(Data excerpts)
....................
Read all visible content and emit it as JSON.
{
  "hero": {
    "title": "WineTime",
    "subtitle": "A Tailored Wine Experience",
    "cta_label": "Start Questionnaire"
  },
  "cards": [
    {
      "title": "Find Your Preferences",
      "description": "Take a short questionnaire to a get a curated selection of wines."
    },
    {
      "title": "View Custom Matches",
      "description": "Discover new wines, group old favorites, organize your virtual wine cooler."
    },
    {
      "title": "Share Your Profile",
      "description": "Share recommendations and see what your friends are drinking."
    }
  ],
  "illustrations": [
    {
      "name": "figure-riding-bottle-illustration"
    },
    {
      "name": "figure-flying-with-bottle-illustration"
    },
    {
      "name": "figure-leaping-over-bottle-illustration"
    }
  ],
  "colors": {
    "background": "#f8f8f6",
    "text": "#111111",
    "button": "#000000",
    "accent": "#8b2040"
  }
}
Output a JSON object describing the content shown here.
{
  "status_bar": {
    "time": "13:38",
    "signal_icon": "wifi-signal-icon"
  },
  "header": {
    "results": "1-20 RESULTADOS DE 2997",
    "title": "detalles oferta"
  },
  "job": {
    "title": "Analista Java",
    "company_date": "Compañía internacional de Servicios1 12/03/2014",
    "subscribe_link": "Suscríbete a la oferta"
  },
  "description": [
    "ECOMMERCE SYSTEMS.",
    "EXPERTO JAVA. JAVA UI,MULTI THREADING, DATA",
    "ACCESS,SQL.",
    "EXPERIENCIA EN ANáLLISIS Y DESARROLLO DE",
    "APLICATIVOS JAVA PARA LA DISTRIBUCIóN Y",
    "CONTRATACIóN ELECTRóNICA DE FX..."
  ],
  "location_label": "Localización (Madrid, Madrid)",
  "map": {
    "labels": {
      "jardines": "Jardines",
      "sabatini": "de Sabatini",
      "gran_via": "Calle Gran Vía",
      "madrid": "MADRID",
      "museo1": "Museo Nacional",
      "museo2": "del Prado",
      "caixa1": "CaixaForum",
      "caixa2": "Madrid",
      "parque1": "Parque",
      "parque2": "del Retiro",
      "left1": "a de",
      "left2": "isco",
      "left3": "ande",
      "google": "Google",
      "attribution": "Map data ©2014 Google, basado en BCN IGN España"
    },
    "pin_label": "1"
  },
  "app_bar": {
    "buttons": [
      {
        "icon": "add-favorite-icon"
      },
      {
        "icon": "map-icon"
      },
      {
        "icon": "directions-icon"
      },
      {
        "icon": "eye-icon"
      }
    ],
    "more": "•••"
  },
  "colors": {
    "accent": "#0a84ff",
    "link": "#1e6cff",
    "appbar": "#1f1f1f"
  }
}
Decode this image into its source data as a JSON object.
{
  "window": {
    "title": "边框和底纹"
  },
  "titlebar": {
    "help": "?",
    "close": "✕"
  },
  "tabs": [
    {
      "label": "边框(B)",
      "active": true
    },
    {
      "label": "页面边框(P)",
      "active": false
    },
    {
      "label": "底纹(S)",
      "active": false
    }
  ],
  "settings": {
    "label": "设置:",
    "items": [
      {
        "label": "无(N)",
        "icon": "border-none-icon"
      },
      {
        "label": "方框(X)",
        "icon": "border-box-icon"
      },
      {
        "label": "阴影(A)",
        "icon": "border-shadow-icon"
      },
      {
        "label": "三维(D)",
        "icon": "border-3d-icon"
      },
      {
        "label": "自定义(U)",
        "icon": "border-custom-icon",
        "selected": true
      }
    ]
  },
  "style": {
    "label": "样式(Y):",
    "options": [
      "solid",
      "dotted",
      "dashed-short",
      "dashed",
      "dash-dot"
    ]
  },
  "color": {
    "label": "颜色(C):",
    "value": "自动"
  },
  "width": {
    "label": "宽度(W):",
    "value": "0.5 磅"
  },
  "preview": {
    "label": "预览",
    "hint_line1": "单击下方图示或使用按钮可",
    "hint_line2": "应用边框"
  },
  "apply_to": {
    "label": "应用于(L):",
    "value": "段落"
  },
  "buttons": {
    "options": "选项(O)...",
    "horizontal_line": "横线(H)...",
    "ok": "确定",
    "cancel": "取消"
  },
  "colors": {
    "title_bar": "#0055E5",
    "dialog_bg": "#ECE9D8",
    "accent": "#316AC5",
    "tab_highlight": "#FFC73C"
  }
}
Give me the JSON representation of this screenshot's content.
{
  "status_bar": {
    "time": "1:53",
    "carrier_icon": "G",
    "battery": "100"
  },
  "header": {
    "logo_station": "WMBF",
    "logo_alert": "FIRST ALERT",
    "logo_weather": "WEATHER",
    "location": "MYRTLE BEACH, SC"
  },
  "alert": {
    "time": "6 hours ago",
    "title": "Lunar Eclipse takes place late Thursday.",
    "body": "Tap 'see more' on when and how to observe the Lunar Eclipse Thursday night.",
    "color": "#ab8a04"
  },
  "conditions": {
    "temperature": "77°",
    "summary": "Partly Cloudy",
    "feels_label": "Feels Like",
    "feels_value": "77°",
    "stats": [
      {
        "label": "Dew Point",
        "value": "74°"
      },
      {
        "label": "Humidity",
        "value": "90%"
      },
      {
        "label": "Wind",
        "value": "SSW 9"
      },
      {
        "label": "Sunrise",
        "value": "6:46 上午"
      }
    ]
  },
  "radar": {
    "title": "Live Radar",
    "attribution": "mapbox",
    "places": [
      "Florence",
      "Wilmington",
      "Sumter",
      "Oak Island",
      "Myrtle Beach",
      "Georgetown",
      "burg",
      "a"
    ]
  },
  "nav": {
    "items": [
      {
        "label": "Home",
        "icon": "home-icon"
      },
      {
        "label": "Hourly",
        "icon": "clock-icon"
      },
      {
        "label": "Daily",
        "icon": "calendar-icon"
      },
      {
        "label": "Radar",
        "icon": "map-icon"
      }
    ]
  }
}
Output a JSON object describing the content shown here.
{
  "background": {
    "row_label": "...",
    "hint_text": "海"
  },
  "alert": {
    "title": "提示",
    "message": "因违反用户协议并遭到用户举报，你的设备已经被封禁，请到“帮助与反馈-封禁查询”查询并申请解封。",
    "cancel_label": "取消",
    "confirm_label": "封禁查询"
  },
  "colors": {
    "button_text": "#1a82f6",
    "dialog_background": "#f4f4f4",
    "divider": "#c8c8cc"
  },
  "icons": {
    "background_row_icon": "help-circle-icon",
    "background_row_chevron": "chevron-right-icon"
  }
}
....................
(Required work): Identify every line above with the string "this" in it. Copy those lines.

(The completed task):
Decode this image into its source data as a JSON object.
Give me the JSON representation of this screenshot's content.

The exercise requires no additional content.